## GIVEN INSTRUCTION
In the entries that follow, find the word "label" and report each line it is on.

[Data tied to figure images]
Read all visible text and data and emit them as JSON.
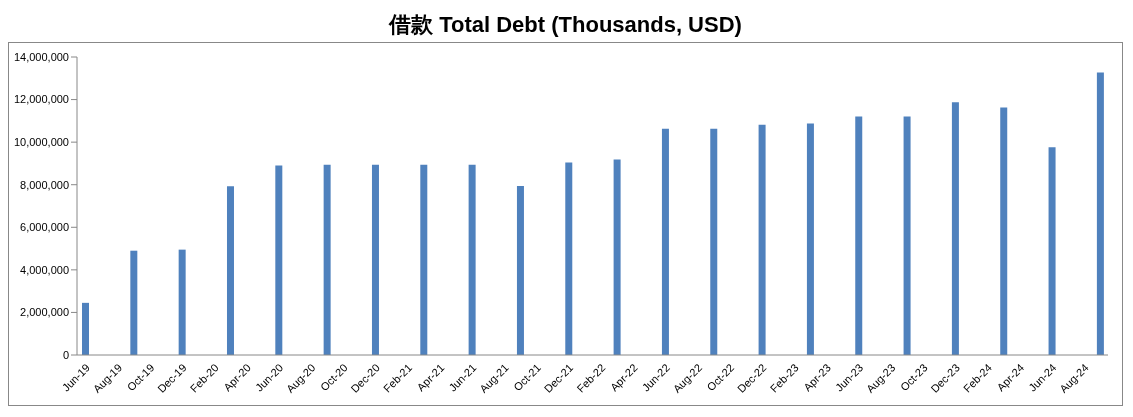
{
  "chart_data": {
    "type": "bar",
    "title": "借款 Total Debt (Thousands, USD)",
    "categories": [
      "Jun-19",
      null,
      "Aug-19",
      null,
      "Oct-19",
      null,
      "Dec-19",
      null,
      "Feb-20",
      null,
      "Apr-20",
      null,
      "Jun-20",
      null,
      "Aug-20",
      null,
      "Oct-20",
      null,
      "Dec-20",
      null,
      "Feb-21",
      null,
      "Apr-21",
      null,
      "Jun-21",
      null,
      "Aug-21",
      null,
      "Oct-21",
      null,
      "Dec-21",
      null,
      "Feb-22",
      null,
      "Apr-22",
      null,
      "Jun-22",
      null,
      "Aug-22",
      null,
      "Oct-22",
      null,
      "Dec-22",
      null,
      "Feb-23",
      null,
      "Apr-23",
      null,
      "Jun-23",
      null,
      "Aug-23",
      null,
      "Oct-23",
      null,
      "Dec-23",
      null,
      "Feb-24",
      null,
      "Apr-24",
      null,
      "Jun-24",
      null,
      "Aug-24",
      null
    ],
    "values": [
      2450000,
      null,
      null,
      4900000,
      null,
      null,
      4950000,
      null,
      null,
      7930000,
      null,
      null,
      8900000,
      null,
      null,
      8940000,
      null,
      null,
      8940000,
      null,
      null,
      8940000,
      null,
      null,
      8940000,
      null,
      null,
      7940000,
      null,
      null,
      9040000,
      null,
      null,
      9180000,
      null,
      null,
      10630000,
      null,
      null,
      10630000,
      null,
      null,
      10820000,
      null,
      null,
      10870000,
      null,
      null,
      11200000,
      null,
      null,
      11200000,
      null,
      null,
      11870000,
      null,
      null,
      11630000,
      null,
      null,
      9760000,
      null,
      null,
      13270000
    ],
    "color": "#4f81bd",
    "ylim": [
      0,
      14000000
    ],
    "yticks": [
      0,
      {
        "value": 2000000,
        "label": "2,000,000"
      },
      {
        "value": 4000000,
        "label": "4,000,000"
      },
      {
        "value": 6000000,
        "label": "6,000,000"
      },
      {
        "value": 8000000,
        "label": "8,000,000"
      },
      {
        "value": 10000000,
        "label": "10,000,000"
      },
      {
        "value": 12000000,
        "label": "12,000,000"
      },
      {
        "value": 14000000,
        "label": "14,000,000"
      }
    ],
    "grid": false,
    "legend": false
  }
}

## SOLVED PROBLEM
        "label": "2,000,000"
        "label": "4,000,000"
        "label": "6,000,000"
        "label": "8,000,000"
        "label": "10,000,000"
        "label": "12,000,000"
        "label": "14,000,000"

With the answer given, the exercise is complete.